>> BEGIN Material provided
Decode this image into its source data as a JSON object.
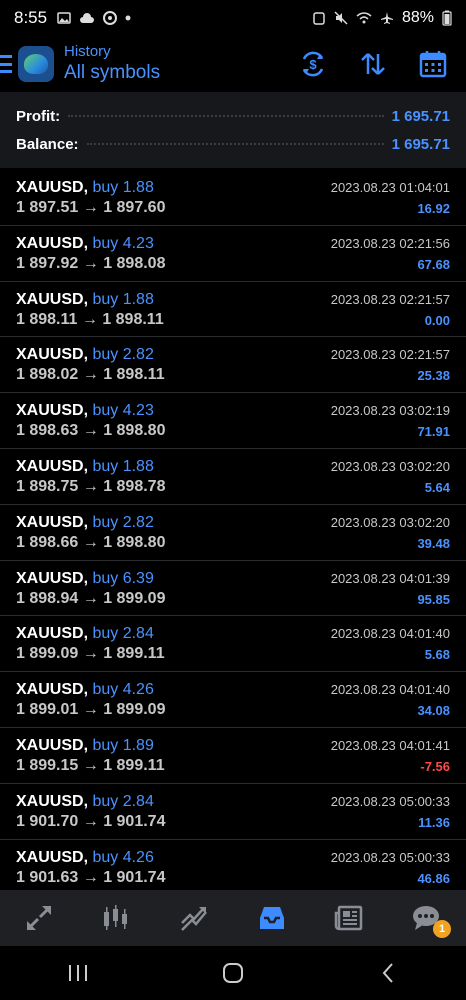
{
  "status": {
    "time": "8:55",
    "battery": "88%"
  },
  "header": {
    "subtitle": "History",
    "title": "All symbols"
  },
  "summary": {
    "profit_label": "Profit:",
    "profit_value": "1 695.71",
    "balance_label": "Balance:",
    "balance_value": "1 695.71"
  },
  "trades": [
    {
      "symbol": "XAUUSD,",
      "side": "buy 1.88",
      "open": "1 897.51",
      "close": "1 897.60",
      "time": "2023.08.23 01:04:01",
      "profit": "16.92",
      "sign": "pos"
    },
    {
      "symbol": "XAUUSD,",
      "side": "buy 4.23",
      "open": "1 897.92",
      "close": "1 898.08",
      "time": "2023.08.23 02:21:56",
      "profit": "67.68",
      "sign": "pos"
    },
    {
      "symbol": "XAUUSD,",
      "side": "buy 1.88",
      "open": "1 898.11",
      "close": "1 898.11",
      "time": "2023.08.23 02:21:57",
      "profit": "0.00",
      "sign": "pos"
    },
    {
      "symbol": "XAUUSD,",
      "side": "buy 2.82",
      "open": "1 898.02",
      "close": "1 898.11",
      "time": "2023.08.23 02:21:57",
      "profit": "25.38",
      "sign": "pos"
    },
    {
      "symbol": "XAUUSD,",
      "side": "buy 4.23",
      "open": "1 898.63",
      "close": "1 898.80",
      "time": "2023.08.23 03:02:19",
      "profit": "71.91",
      "sign": "pos"
    },
    {
      "symbol": "XAUUSD,",
      "side": "buy 1.88",
      "open": "1 898.75",
      "close": "1 898.78",
      "time": "2023.08.23 03:02:20",
      "profit": "5.64",
      "sign": "pos"
    },
    {
      "symbol": "XAUUSD,",
      "side": "buy 2.82",
      "open": "1 898.66",
      "close": "1 898.80",
      "time": "2023.08.23 03:02:20",
      "profit": "39.48",
      "sign": "pos"
    },
    {
      "symbol": "XAUUSD,",
      "side": "buy 6.39",
      "open": "1 898.94",
      "close": "1 899.09",
      "time": "2023.08.23 04:01:39",
      "profit": "95.85",
      "sign": "pos"
    },
    {
      "symbol": "XAUUSD,",
      "side": "buy 2.84",
      "open": "1 899.09",
      "close": "1 899.11",
      "time": "2023.08.23 04:01:40",
      "profit": "5.68",
      "sign": "pos"
    },
    {
      "symbol": "XAUUSD,",
      "side": "buy 4.26",
      "open": "1 899.01",
      "close": "1 899.09",
      "time": "2023.08.23 04:01:40",
      "profit": "34.08",
      "sign": "pos"
    },
    {
      "symbol": "XAUUSD,",
      "side": "buy 1.89",
      "open": "1 899.15",
      "close": "1 899.11",
      "time": "2023.08.23 04:01:41",
      "profit": "-7.56",
      "sign": "neg"
    },
    {
      "symbol": "XAUUSD,",
      "side": "buy 2.84",
      "open": "1 901.70",
      "close": "1 901.74",
      "time": "2023.08.23 05:00:33",
      "profit": "11.36",
      "sign": "pos"
    },
    {
      "symbol": "XAUUSD,",
      "side": "buy 4.26",
      "open": "1 901.63",
      "close": "1 901.74",
      "time": "2023.08.23 05:00:33",
      "profit": "46.86",
      "sign": "pos"
    }
  ],
  "arrow": "→",
  "bottom_nav": {
    "items": [
      "quotes-icon",
      "chart-icon",
      "trade-icon",
      "history-icon",
      "news-icon",
      "chat-icon"
    ],
    "active": "history-icon",
    "chat_badge": "1"
  },
  "colors": {
    "accent": "#3d8bff",
    "negative": "#ff4a4a",
    "badge": "#f2a221"
  }
}
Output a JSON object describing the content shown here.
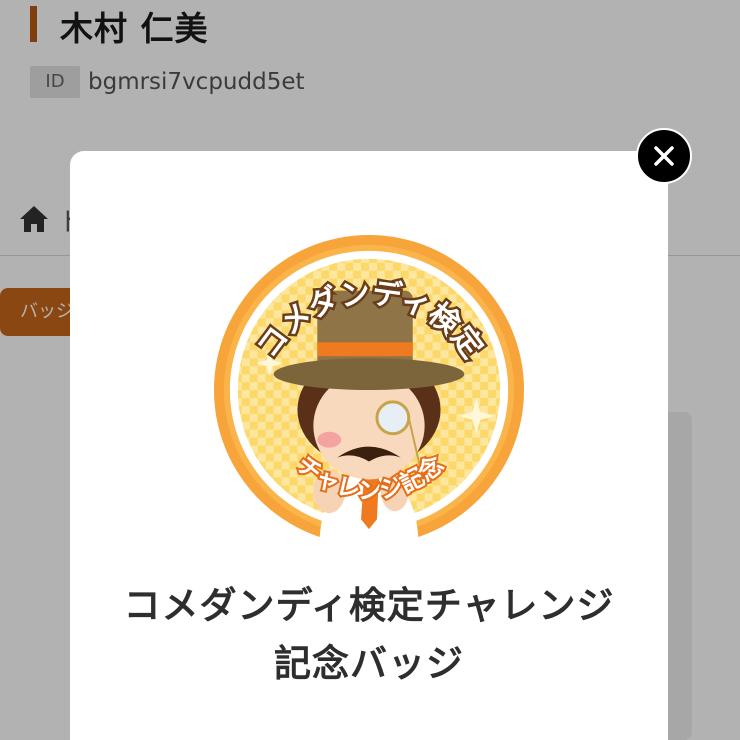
{
  "profile": {
    "name": "木村 仁美",
    "id_label": "ID",
    "id_value": "bgmrsi7vcpudd5et"
  },
  "breadcrumb": {
    "text": "ト"
  },
  "tabs": {
    "active_label": "バッジ"
  },
  "modal": {
    "title": "コメダンディ検定チャレンジ記念バッジ",
    "badge": {
      "top_text": "コメダンディ検定",
      "bottom_text": "チャレンジ記念"
    }
  },
  "colors": {
    "accent": "#c8661a",
    "badge_orange": "#f08a1c",
    "badge_yellow": "#fbd96a"
  },
  "icons": {
    "home": "home-icon",
    "close": "close-icon"
  }
}
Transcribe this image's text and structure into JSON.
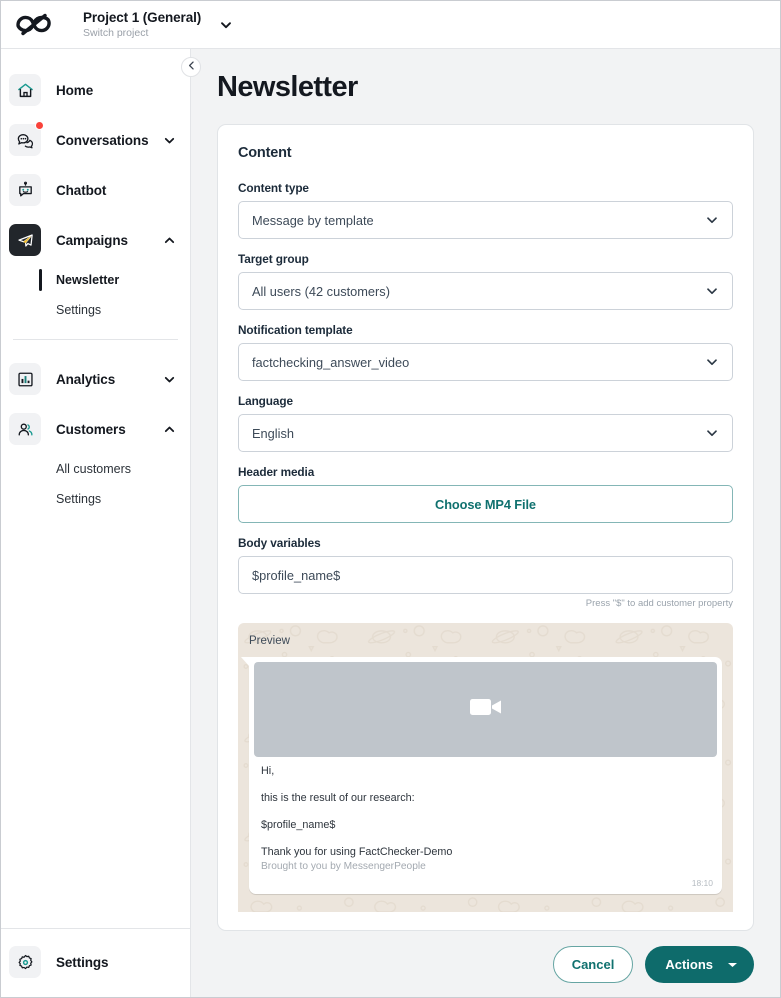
{
  "topbar": {
    "logo_icon": "messengerpeople-logo-icon",
    "project_title": "Project 1 (General)",
    "project_subtitle": "Switch project",
    "project_caret_icon": "chevron-down-icon"
  },
  "sidebar": {
    "collapse_icon": "chevron-left-icon",
    "items": [
      {
        "label": "Home",
        "icon": "home-icon",
        "expandable": false
      },
      {
        "label": "Conversations",
        "icon": "conversations-icon",
        "expandable": true,
        "badge": true
      },
      {
        "label": "Chatbot",
        "icon": "chatbot-icon",
        "expandable": false
      },
      {
        "label": "Campaigns",
        "icon": "paper-plane-icon",
        "expandable": true,
        "active": true
      },
      {
        "label": "Analytics",
        "icon": "bar-chart-icon",
        "expandable": true
      },
      {
        "label": "Customers",
        "icon": "customers-icon",
        "expandable": true
      }
    ],
    "campaigns_sub": [
      {
        "label": "Newsletter",
        "active": true
      },
      {
        "label": "Settings",
        "active": false
      }
    ],
    "customers_sub": [
      {
        "label": "All customers",
        "active": false
      },
      {
        "label": "Settings",
        "active": false
      }
    ],
    "footer": {
      "label": "Settings",
      "icon": "gear-icon"
    }
  },
  "main": {
    "page_title": "Newsletter",
    "card_title": "Content",
    "fields": {
      "content_type": {
        "label": "Content type",
        "value": "Message by template"
      },
      "target_group": {
        "label": "Target group",
        "value": "All users (42 customers)"
      },
      "notification_template": {
        "label": "Notification template",
        "value": "factchecking_answer_video"
      },
      "language": {
        "label": "Language",
        "value": "English"
      },
      "header_media": {
        "label": "Header media",
        "button": "Choose MP4 File"
      },
      "body_variables": {
        "label": "Body variables",
        "value": "$profile_name$",
        "placeholder": "$profile_name$",
        "hint": "Press \"$\" to add customer property"
      }
    },
    "preview": {
      "label": "Preview",
      "media_icon": "video-camera-icon",
      "lines": [
        "Hi,",
        "this is the result of our research:",
        "$profile_name$",
        "Thank you for using FactChecker-Demo"
      ],
      "footer": "Brought to you by MessengerPeople",
      "time": "18:10"
    },
    "buttons": {
      "cancel": "Cancel",
      "actions": "Actions",
      "actions_caret_icon": "caret-down-icon"
    }
  },
  "colors": {
    "accent_teal": "#0e6b6b",
    "accent_teal_border": "#84b6b6",
    "badge_red": "#f9423a",
    "active_dark": "#22262b",
    "text_dark": "#14181f",
    "canvas": "#f2f3f4",
    "preview_bg": "#ece5dc"
  }
}
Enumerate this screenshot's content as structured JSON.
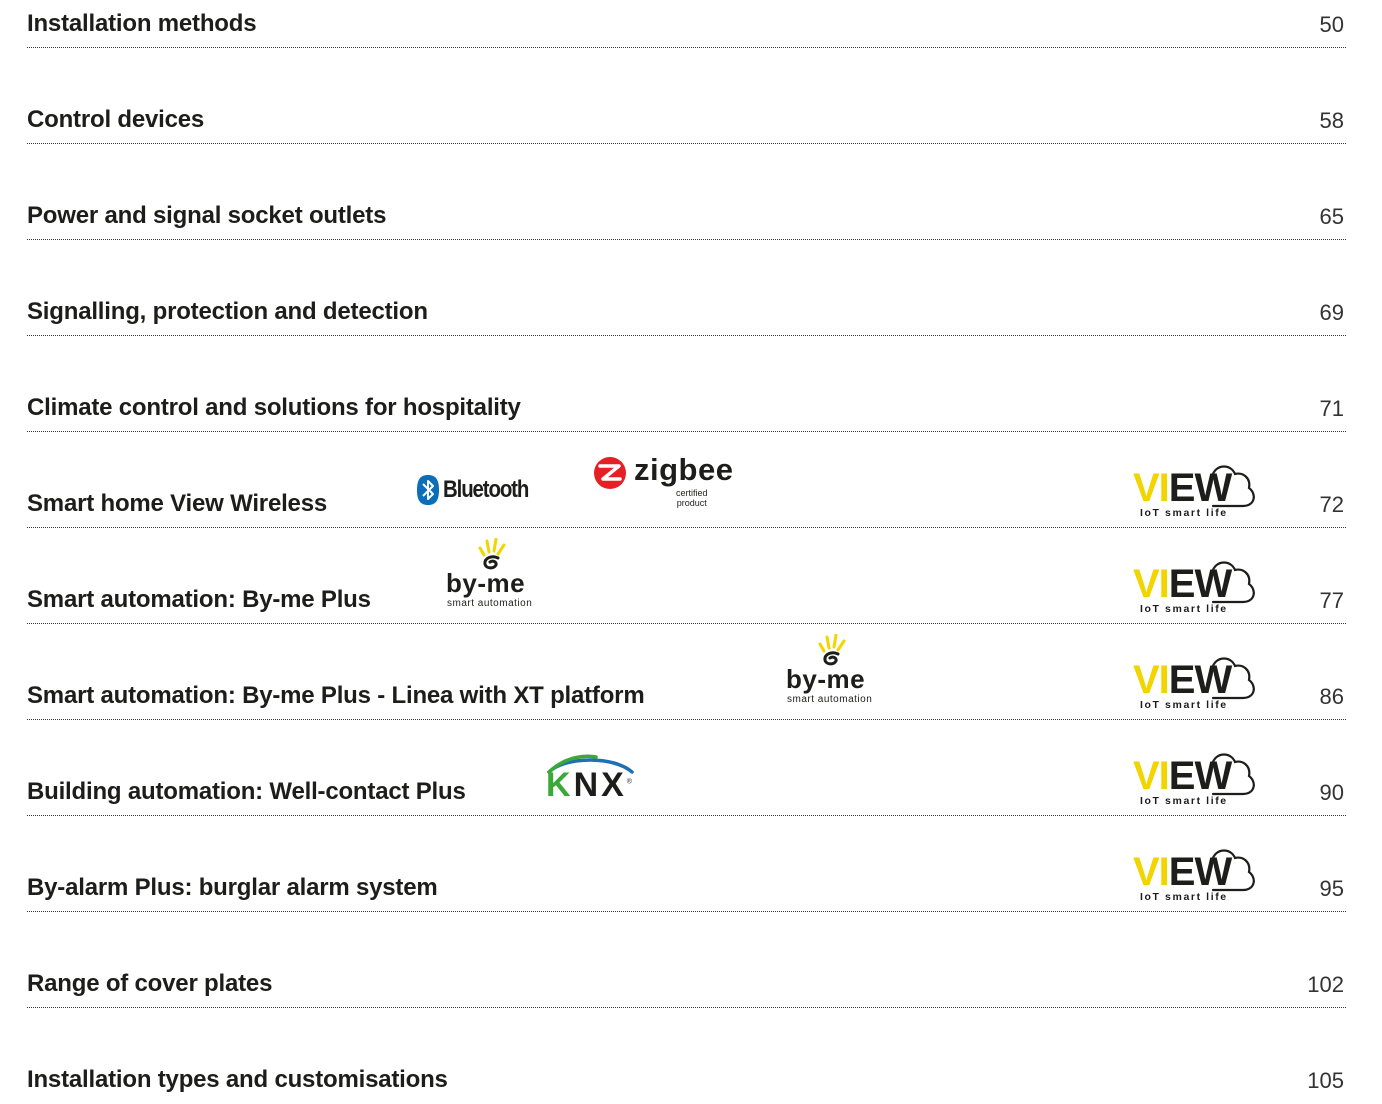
{
  "toc": [
    {
      "title": "Installation methods",
      "page": "50"
    },
    {
      "title": "Control devices",
      "page": "58"
    },
    {
      "title": "Power and signal socket outlets",
      "page": "65"
    },
    {
      "title": "Signalling, protection and detection",
      "page": "69"
    },
    {
      "title": "Climate control and solutions for hospitality",
      "page": "71"
    },
    {
      "title": "Smart home View Wireless",
      "page": "72"
    },
    {
      "title": "Smart automation: By-me Plus",
      "page": "77"
    },
    {
      "title": "Smart automation: By-me Plus - Linea with XT platform",
      "page": "86"
    },
    {
      "title": "Building automation: Well-contact Plus",
      "page": "90"
    },
    {
      "title": "By-alarm Plus: burglar alarm system",
      "page": "95"
    },
    {
      "title": "Range of cover plates",
      "page": "102"
    },
    {
      "title": "Installation types and customisations",
      "page": "105"
    }
  ],
  "logos": {
    "bluetooth": {
      "text": "Bluetooth",
      "mark": "®"
    },
    "zigbee": {
      "text": "zigbee",
      "certified": "certified",
      "product": "product"
    },
    "byme": {
      "text": "by-me",
      "subtitle": "smart automation"
    },
    "knx": {
      "k": "K",
      "nx": "NX",
      "mark": "®"
    },
    "view": {
      "vi": "VI",
      "ew": "EW",
      "subtitle": "IoT smart life"
    }
  },
  "colors": {
    "text": "#1d1d1b",
    "bluetooth_blue": "#0a6fb8",
    "zigbee_red": "#e41f26",
    "view_yellow": "#f2d500",
    "byme_yellow": "#f2d500",
    "knx_green": "#3aa935",
    "knx_blue": "#1f6fb2"
  }
}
>> END Material provided
Select from the material above each line in which the string "into" appears, and list those lines.

### Complete answer
Decode this image into its source data as a JSON object.
Transcribe this image's text and structure into JSON.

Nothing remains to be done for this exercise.